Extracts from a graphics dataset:
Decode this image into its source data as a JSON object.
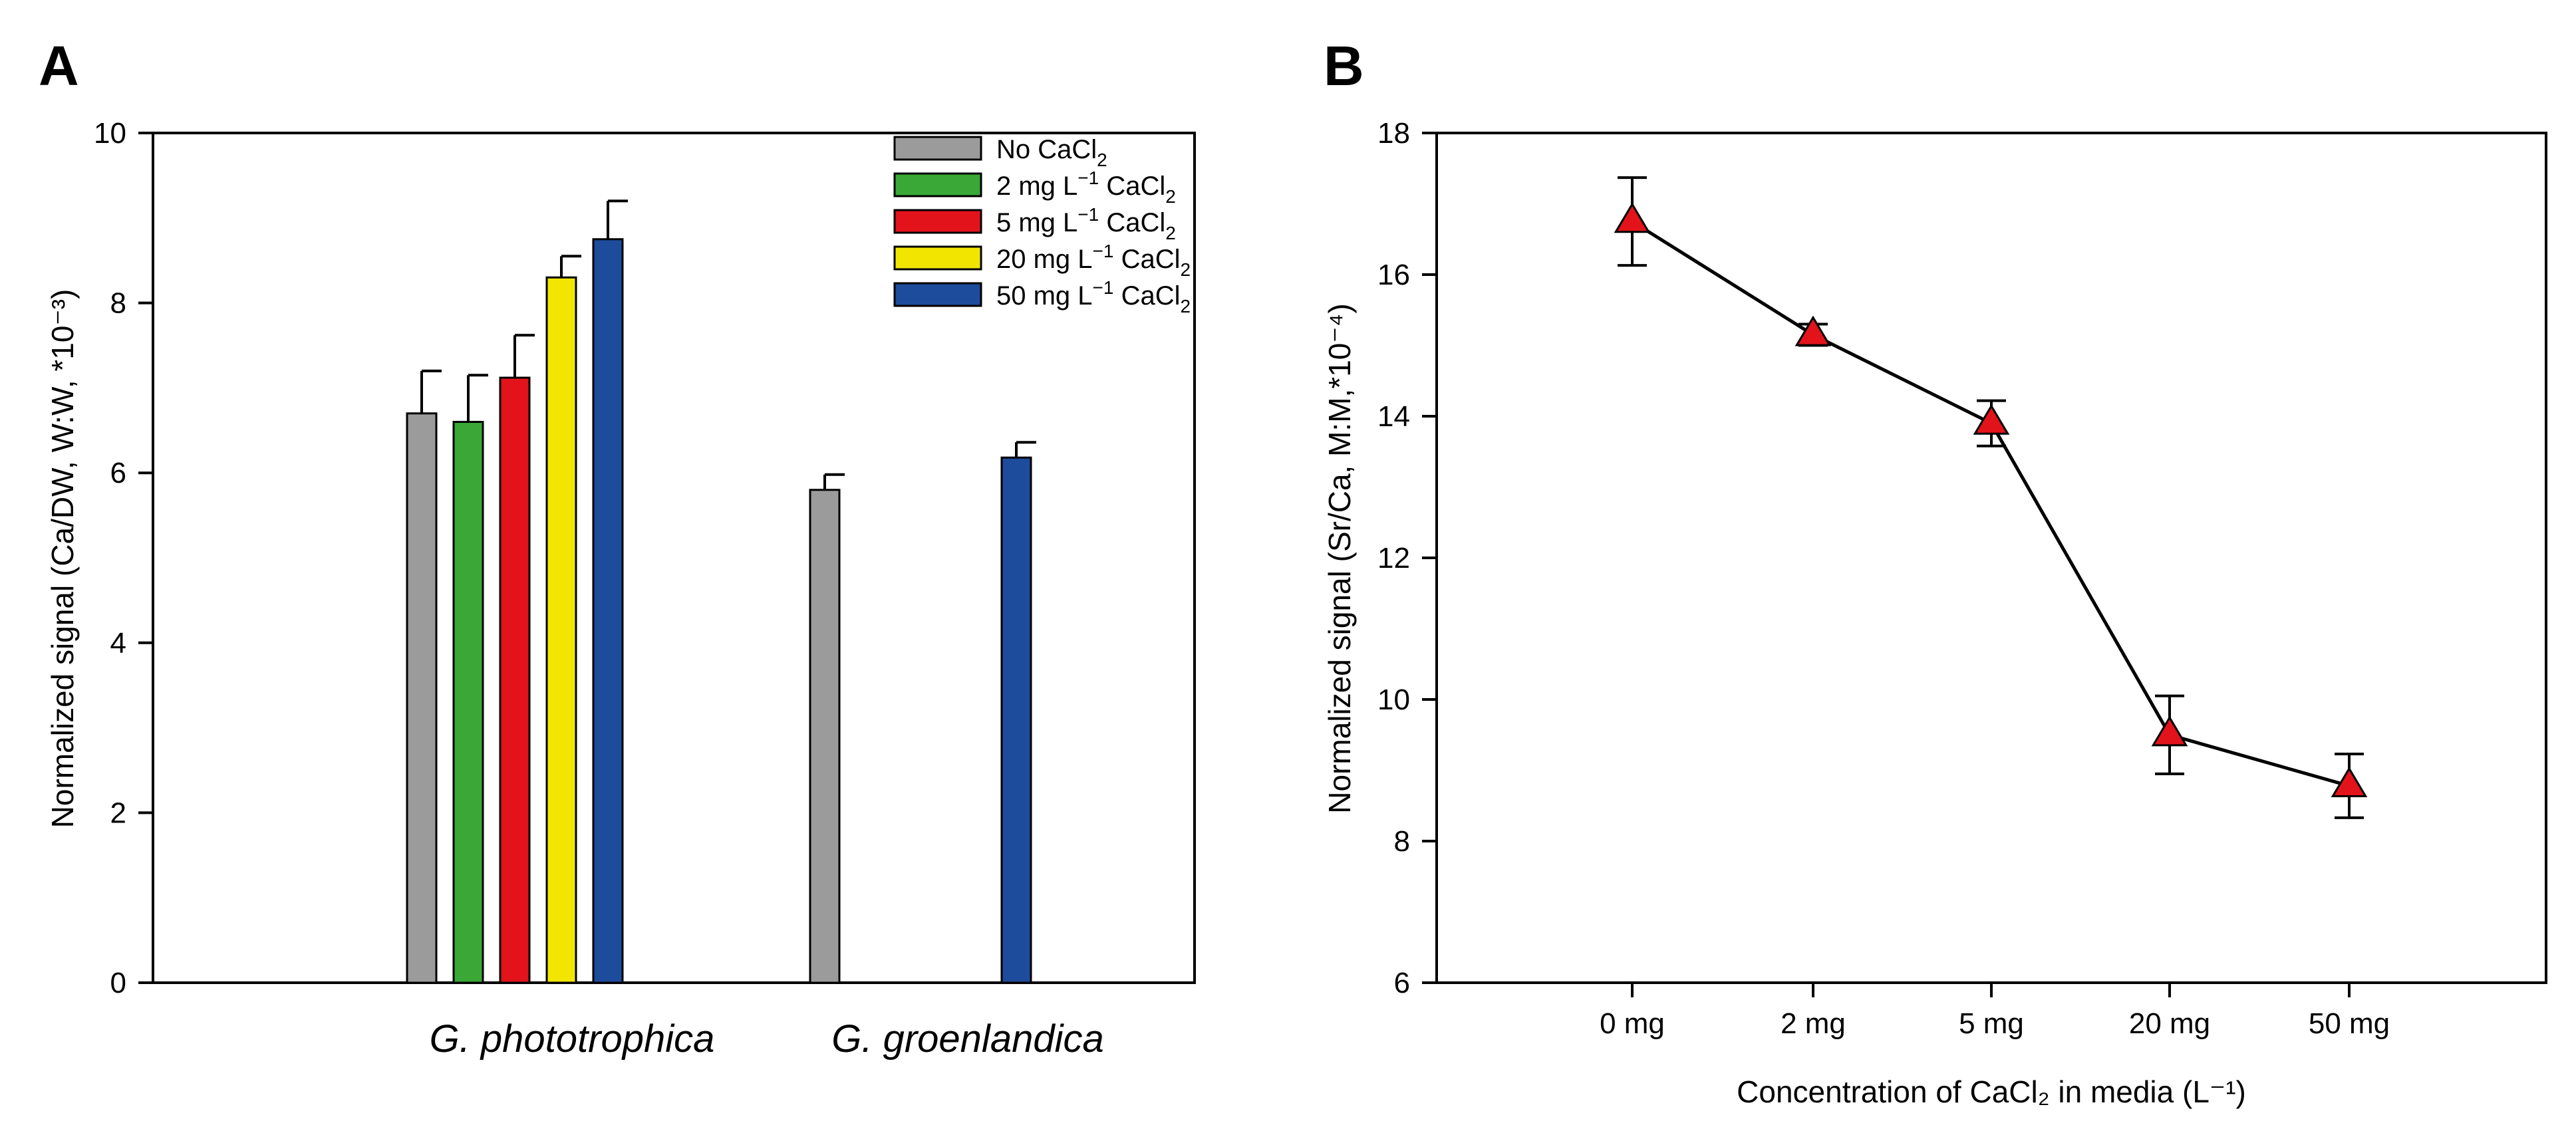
{
  "panel_a_label": "A",
  "panel_b_label": "B",
  "legend": {
    "items": [
      {
        "color": "#9b9b9b",
        "prefix": "No CaCl",
        "unit": "",
        "sub": "2"
      },
      {
        "color": "#3aa836",
        "prefix": "2 mg L",
        "unit": "−1",
        "sub": "2"
      },
      {
        "color": "#e3131b",
        "prefix": "5 mg L",
        "unit": "−1",
        "sub": "2"
      },
      {
        "color": "#f2e600",
        "prefix": "20 mg L",
        "unit": "−1",
        "sub": "2"
      },
      {
        "color": "#1e4c9c",
        "prefix": "50 mg L",
        "unit": "−1",
        "sub": "2"
      }
    ],
    "cacl": "CaCl"
  },
  "chart_data": [
    {
      "type": "bar",
      "title": "",
      "xlabel": "",
      "ylabel": "Normalized signal (Ca/DW, W:W, *10⁻³)",
      "ylim": [
        0,
        10
      ],
      "yticks": [
        0,
        2,
        4,
        6,
        8,
        10
      ],
      "categories": [
        "G. phototrophica",
        "G. groenlandica"
      ],
      "series": [
        {
          "name": "No CaCl2",
          "color": "#9b9b9b",
          "values": [
            6.7,
            5.8
          ],
          "errors": [
            0.5,
            0.18
          ]
        },
        {
          "name": "2 mg L-1 CaCl2",
          "color": "#3aa836",
          "values": [
            6.6,
            null
          ],
          "errors": [
            0.55,
            null
          ]
        },
        {
          "name": "5 mg L-1 CaCl2",
          "color": "#e3131b",
          "values": [
            7.12,
            null
          ],
          "errors": [
            0.5,
            null
          ]
        },
        {
          "name": "20 mg L-1 CaCl2",
          "color": "#f2e600",
          "values": [
            8.3,
            null
          ],
          "errors": [
            0.25,
            null
          ]
        },
        {
          "name": "50 mg L-1 CaCl2",
          "color": "#1e4c9c",
          "values": [
            8.75,
            6.18
          ],
          "errors": [
            0.45,
            0.18
          ]
        }
      ]
    },
    {
      "type": "line",
      "title": "",
      "xlabel": "Concentration of CaCl₂ in media (L⁻¹)",
      "ylabel": "Normalized signal (Sr/Ca, M:M,*10⁻⁴)",
      "ylim": [
        6,
        18
      ],
      "yticks": [
        6,
        8,
        10,
        12,
        14,
        16,
        18
      ],
      "x": [
        "0 mg",
        "2 mg",
        "5 mg",
        "20 mg",
        "50 mg"
      ],
      "series": [
        {
          "name": "Sr/Ca",
          "marker": "triangle",
          "color": "#e3131b",
          "values": [
            16.75,
            15.15,
            13.9,
            9.5,
            8.78
          ],
          "errors": [
            0.62,
            0.15,
            0.32,
            0.55,
            0.45
          ]
        }
      ]
    }
  ]
}
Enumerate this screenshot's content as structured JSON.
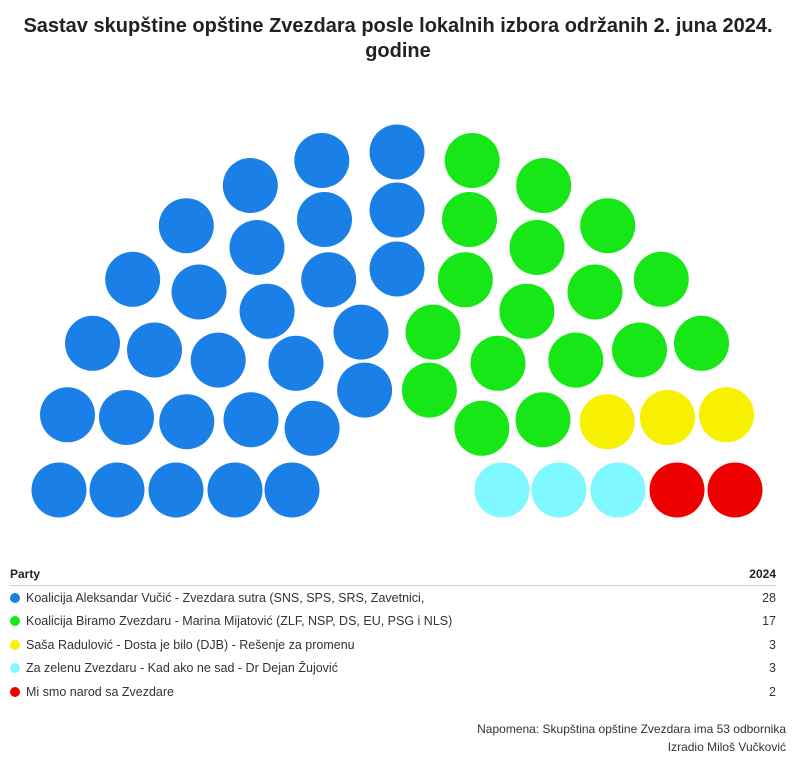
{
  "chart_data": {
    "type": "parliament",
    "title": "Sastav skupštine opštine Zvezdara posle lokalnih izbora održanih 2. juna 2024. godine",
    "total_seats": 53,
    "table_header": {
      "party": "Party",
      "year": "2024"
    },
    "parties": [
      {
        "name": "Koalicija Aleksandar Vučić - Zvezdara sutra (SNS, SPS, SRS, Zavetnici,",
        "seats": 28,
        "color": "#1a7fe6"
      },
      {
        "name": "Koalicija Biramo Zvezdaru - Marina Mijatović (ZLF, NSP, DS, EU, PSG i NLS)",
        "seats": 17,
        "color": "#17e617"
      },
      {
        "name": "Saša Radulović - Dosta je bilo (DJB) - Rešenje za promenu",
        "seats": 3,
        "color": "#f7f000"
      },
      {
        "name": "Za zelenu Zvezdaru - Kad ako ne sad - Dr Dejan Žujović",
        "seats": 3,
        "color": "#80f8ff"
      },
      {
        "name": "Mi smo narod sa Zvezdare",
        "seats": 2,
        "color": "#ee0000"
      }
    ]
  },
  "notes": {
    "line1": "Napomena: Skupština opštine Zvezdara ima 53 odbornika",
    "line2": "Izradio Miloš Vučković"
  }
}
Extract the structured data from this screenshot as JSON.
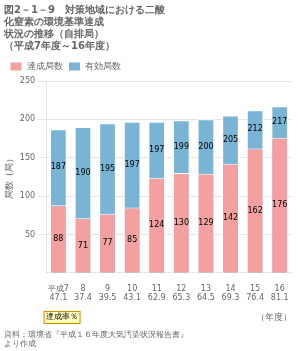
{
  "chart_data": {
    "type": "bar",
    "title": [
      "図2－1－9　対策地域における二酸",
      "化窒素の環境基準達成",
      "状況の推移（自排局）",
      "（平成7年度～16年度）"
    ],
    "source": [
      "資料：環境省『平成１６年度大気汚染状況報告書』",
      "より作成"
    ],
    "categories": [
      "平成7",
      "8",
      "9",
      "10",
      "11",
      "12",
      "13",
      "14",
      "15",
      "16"
    ],
    "series": [
      {
        "name": "達成局数",
        "color": "#f4a0a0",
        "values": [
          88,
          71,
          77,
          85,
          124,
          130,
          129,
          142,
          162,
          176
        ]
      },
      {
        "name": "有効局数",
        "color": "#7ab4d4",
        "values": [
          187,
          190,
          195,
          197,
          197,
          199,
          200,
          205,
          212,
          217
        ]
      }
    ],
    "rates": [
      47.1,
      37.4,
      39.5,
      43.1,
      62.9,
      65.3,
      64.5,
      69.3,
      76.4,
      81.1
    ],
    "rates_label": "達成率％",
    "xlabel": "（年度）",
    "ylabel": "局数（局）",
    "ylim": [
      0,
      250
    ],
    "yticks": [
      50,
      100,
      150,
      200,
      250
    ],
    "grid": true,
    "legend": "upper left",
    "data_labels": true
  }
}
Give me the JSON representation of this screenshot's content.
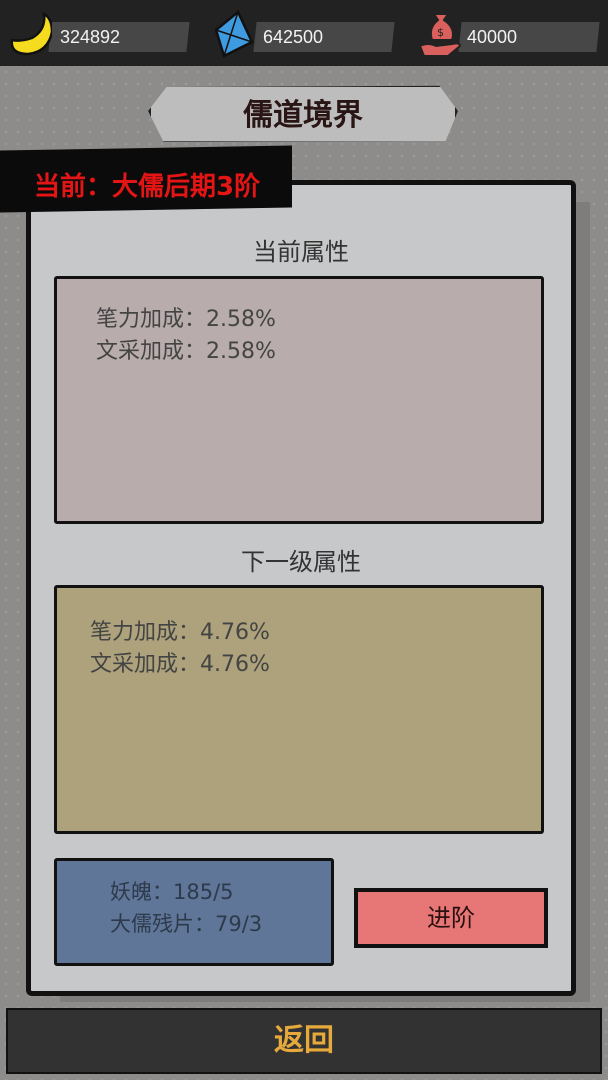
{
  "resources": [
    {
      "name": "gold-ingot-icon",
      "value": "324892",
      "color": "#f5dc1e"
    },
    {
      "name": "crystal-icon",
      "value": "642500",
      "color": "#3f9be0"
    },
    {
      "name": "money-bag-icon",
      "value": "40000",
      "color": "#d9605c"
    }
  ],
  "title": "儒道境界",
  "current_realm": "当前：大儒后期3阶",
  "current": {
    "heading": "当前属性",
    "attrs": [
      "笔力加成：2.58%",
      "文采加成：2.58%"
    ],
    "color": "#b8acac"
  },
  "next": {
    "heading": "下一级属性",
    "attrs": [
      "笔力加成：4.76%",
      "文采加成：4.76%"
    ],
    "color": "#ada27b"
  },
  "materials": [
    "妖魄：185/5",
    "大儒残片：79/3"
  ],
  "advance_label": "进阶",
  "back_label": "返回"
}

- TASK INSTRUCTIONS
Copy all the lines above that hold the string "structured".

- ANSWER BELOW
Enumerate this screenshot's content as structured JSON.
Extract the structured data from this screenshot as JSON.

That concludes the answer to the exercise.